*Exercise*: Show every line where "Remote" occurs.
··· Task input
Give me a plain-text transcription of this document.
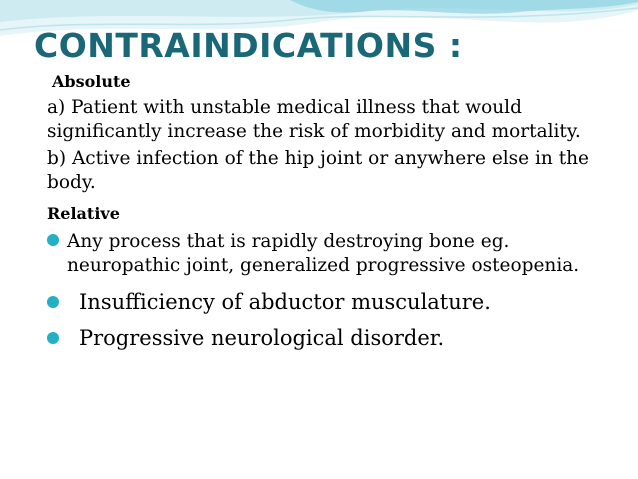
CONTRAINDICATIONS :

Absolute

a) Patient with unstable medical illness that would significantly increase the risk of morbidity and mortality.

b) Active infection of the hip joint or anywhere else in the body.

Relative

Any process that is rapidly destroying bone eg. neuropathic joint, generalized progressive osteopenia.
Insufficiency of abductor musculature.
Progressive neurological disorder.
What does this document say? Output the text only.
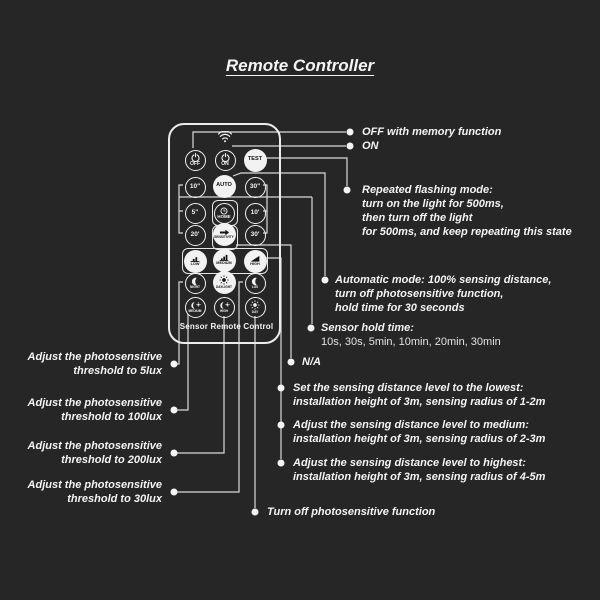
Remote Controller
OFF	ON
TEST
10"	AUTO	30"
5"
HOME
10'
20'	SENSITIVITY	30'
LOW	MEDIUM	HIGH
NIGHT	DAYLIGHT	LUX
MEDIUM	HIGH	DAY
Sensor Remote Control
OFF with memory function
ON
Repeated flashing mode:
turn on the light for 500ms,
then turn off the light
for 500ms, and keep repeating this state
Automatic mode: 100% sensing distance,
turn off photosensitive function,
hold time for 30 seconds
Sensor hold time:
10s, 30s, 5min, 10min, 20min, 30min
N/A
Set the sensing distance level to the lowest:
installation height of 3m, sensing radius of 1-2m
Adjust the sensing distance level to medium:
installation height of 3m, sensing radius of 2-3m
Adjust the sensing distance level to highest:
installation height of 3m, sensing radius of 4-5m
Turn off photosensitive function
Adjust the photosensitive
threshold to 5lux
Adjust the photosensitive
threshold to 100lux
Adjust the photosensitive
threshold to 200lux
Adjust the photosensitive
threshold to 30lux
······
··· Task input
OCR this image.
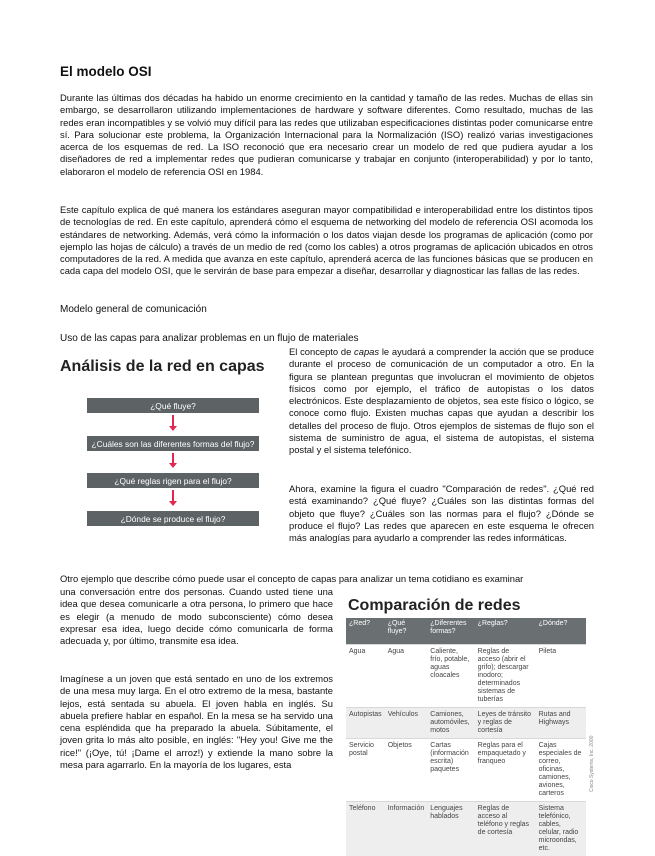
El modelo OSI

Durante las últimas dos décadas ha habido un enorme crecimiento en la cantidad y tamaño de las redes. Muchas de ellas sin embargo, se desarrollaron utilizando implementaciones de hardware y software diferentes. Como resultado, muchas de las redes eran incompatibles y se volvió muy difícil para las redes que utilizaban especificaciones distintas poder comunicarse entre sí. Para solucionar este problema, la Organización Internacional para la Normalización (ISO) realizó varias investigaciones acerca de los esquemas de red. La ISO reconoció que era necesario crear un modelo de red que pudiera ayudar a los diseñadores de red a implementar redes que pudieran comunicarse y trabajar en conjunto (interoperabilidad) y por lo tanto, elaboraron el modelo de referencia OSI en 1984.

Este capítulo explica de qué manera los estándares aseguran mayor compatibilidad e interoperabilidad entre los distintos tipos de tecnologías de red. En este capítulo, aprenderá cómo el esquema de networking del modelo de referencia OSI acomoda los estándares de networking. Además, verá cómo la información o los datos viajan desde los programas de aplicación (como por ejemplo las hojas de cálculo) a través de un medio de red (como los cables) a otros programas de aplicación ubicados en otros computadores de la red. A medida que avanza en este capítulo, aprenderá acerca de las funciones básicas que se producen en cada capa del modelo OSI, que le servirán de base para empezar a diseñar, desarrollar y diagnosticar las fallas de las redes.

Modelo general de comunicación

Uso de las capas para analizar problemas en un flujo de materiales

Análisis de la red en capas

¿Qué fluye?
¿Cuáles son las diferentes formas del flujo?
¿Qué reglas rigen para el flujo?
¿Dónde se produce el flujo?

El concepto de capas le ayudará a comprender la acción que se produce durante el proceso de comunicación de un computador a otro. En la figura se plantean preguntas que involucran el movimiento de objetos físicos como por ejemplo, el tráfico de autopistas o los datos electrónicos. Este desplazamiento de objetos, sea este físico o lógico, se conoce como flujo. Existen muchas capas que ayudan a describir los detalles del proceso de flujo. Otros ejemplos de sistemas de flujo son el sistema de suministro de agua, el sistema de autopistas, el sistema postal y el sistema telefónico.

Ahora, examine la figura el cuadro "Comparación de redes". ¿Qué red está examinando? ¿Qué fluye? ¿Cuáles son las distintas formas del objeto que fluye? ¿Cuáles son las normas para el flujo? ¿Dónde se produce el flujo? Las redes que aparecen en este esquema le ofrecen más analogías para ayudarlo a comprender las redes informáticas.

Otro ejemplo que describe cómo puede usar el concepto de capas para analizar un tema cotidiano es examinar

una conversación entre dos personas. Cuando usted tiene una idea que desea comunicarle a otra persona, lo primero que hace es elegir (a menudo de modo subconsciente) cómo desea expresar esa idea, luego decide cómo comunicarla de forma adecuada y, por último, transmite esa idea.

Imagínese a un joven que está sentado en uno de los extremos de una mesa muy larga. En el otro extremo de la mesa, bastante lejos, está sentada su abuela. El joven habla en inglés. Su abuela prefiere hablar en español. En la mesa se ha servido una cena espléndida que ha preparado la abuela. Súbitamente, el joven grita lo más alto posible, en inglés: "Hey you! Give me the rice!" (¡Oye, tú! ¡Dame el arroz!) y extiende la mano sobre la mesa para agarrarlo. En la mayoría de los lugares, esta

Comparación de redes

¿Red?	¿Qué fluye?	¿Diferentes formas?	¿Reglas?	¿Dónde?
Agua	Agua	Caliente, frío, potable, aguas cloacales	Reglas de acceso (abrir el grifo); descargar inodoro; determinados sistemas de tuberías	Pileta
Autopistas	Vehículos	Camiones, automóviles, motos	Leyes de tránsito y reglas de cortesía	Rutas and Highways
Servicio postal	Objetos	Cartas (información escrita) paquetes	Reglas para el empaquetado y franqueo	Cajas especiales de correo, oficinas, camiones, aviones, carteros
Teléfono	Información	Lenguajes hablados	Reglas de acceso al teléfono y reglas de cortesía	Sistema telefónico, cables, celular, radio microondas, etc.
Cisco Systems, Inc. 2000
······
*Exercise answer*:
Remote Controller
Sensor Remote Control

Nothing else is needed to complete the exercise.